-- PROBLEM REQUIREMENTS --
Retype all material exactly. Pictures stay out of the copy.

= = = = = = =

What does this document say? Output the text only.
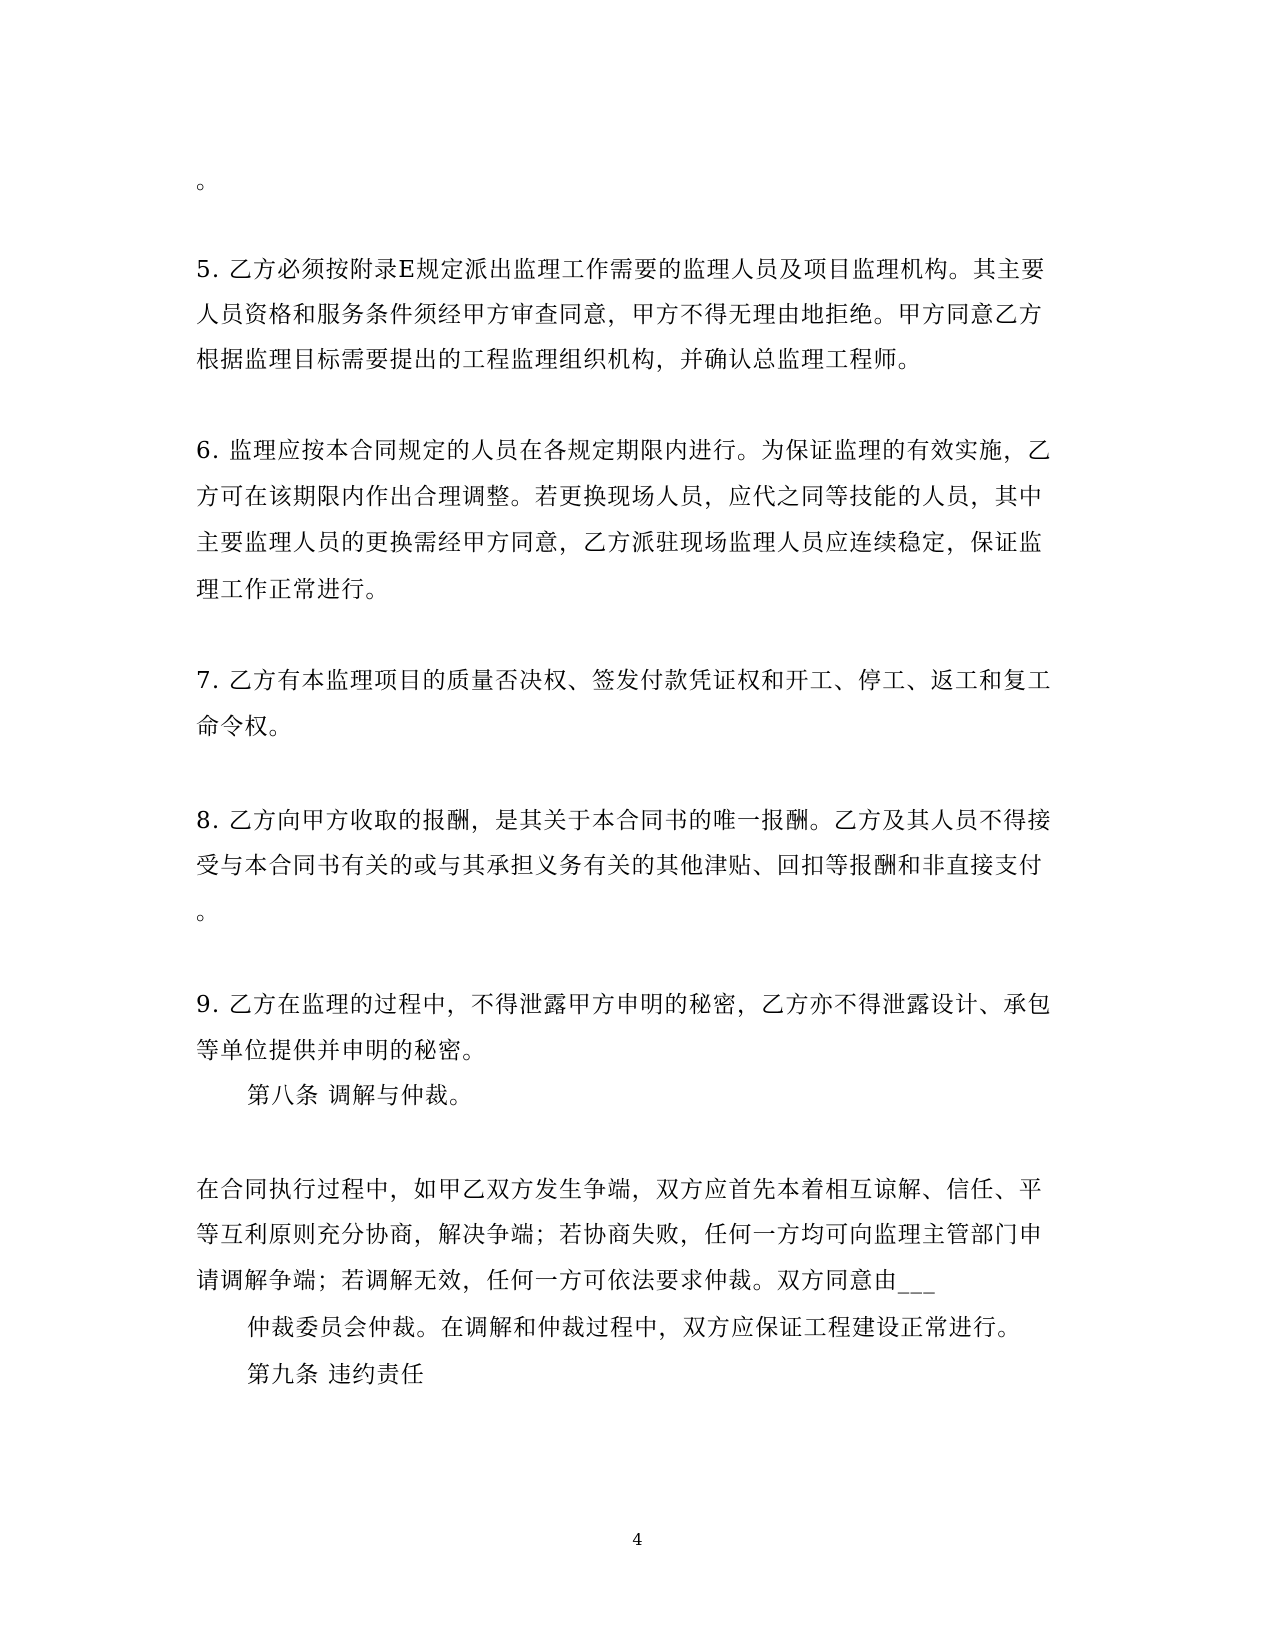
。
5. 乙方必须按附录E规定派出监理工作需要的监理人员及项目监理机构。其主要
人员资格和服务条件须经甲方审查同意，甲方不得无理由地拒绝。甲方同意乙方
根据监理目标需要提出的工程监理组织机构，并确认总监理工程师。
6. 监理应按本合同规定的人员在各规定期限内进行。为保证监理的有效实施，乙
方可在该期限内作出合理调整。若更换现场人员，应代之同等技能的人员，其中
主要监理人员的更换需经甲方同意，乙方派驻现场监理人员应连续稳定，保证监
理工作正常进行。
7. 乙方有本监理项目的质量否决权、签发付款凭证权和开工、停工、返工和复工
命令权。
8. 乙方向甲方收取的报酬，是其关于本合同书的唯一报酬。乙方及其人员不得接
受与本合同书有关的或与其承担义务有关的其他津贴、回扣等报酬和非直接支付
。
9. 乙方在监理的过程中，不得泄露甲方申明的秘密，乙方亦不得泄露设计、承包
等单位提供并申明的秘密。
第八条 调解与仲裁。
在合同执行过程中，如甲乙双方发生争端，双方应首先本着相互谅解、信任、平
等互利原则充分协商，解决争端；若协商失败，任何一方均可向监理主管部门申
请调解争端；若调解无效，任何一方可依法要求仲裁。双方同意由___
仲裁委员会仲裁。在调解和仲裁过程中，双方应保证工程建设正常进行。
第九条 违约责任
4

= = = = = = =

-- SOLUTION --
What does this document say? Output the text only.
。
5. 乙方必须按附录E规定派出监理工作需要的监理人员及项目监理机构。其主要
人员资格和服务条件须经甲方审查同意，甲方不得无理由地拒绝。甲方同意乙方
根据监理目标需要提出的工程监理组织机构，并确认总监理工程师。
6. 监理应按本合同规定的人员在各规定期限内进行。为保证监理的有效实施，乙
方可在该期限内作出合理调整。若更换现场人员，应代之同等技能的人员，其中
主要监理人员的更换需经甲方同意，乙方派驻现场监理人员应连续稳定，保证监
理工作正常进行。
7. 乙方有本监理项目的质量否决权、签发付款凭证权和开工、停工、返工和复工
命令权。
8. 乙方向甲方收取的报酬，是其关于本合同书的唯一报酬。乙方及其人员不得接
受与本合同书有关的或与其承担义务有关的其他津贴、回扣等报酬和非直接支付
。
9. 乙方在监理的过程中，不得泄露甲方申明的秘密，乙方亦不得泄露设计、承包
等单位提供并申明的秘密。
第八条 调解与仲裁。
在合同执行过程中，如甲乙双方发生争端，双方应首先本着相互谅解、信任、平
等互利原则充分协商，解决争端；若协商失败，任何一方均可向监理主管部门申
请调解争端；若调解无效，任何一方可依法要求仲裁。双方同意由___
仲裁委员会仲裁。在调解和仲裁过程中，双方应保证工程建设正常进行。
第九条 违约责任
4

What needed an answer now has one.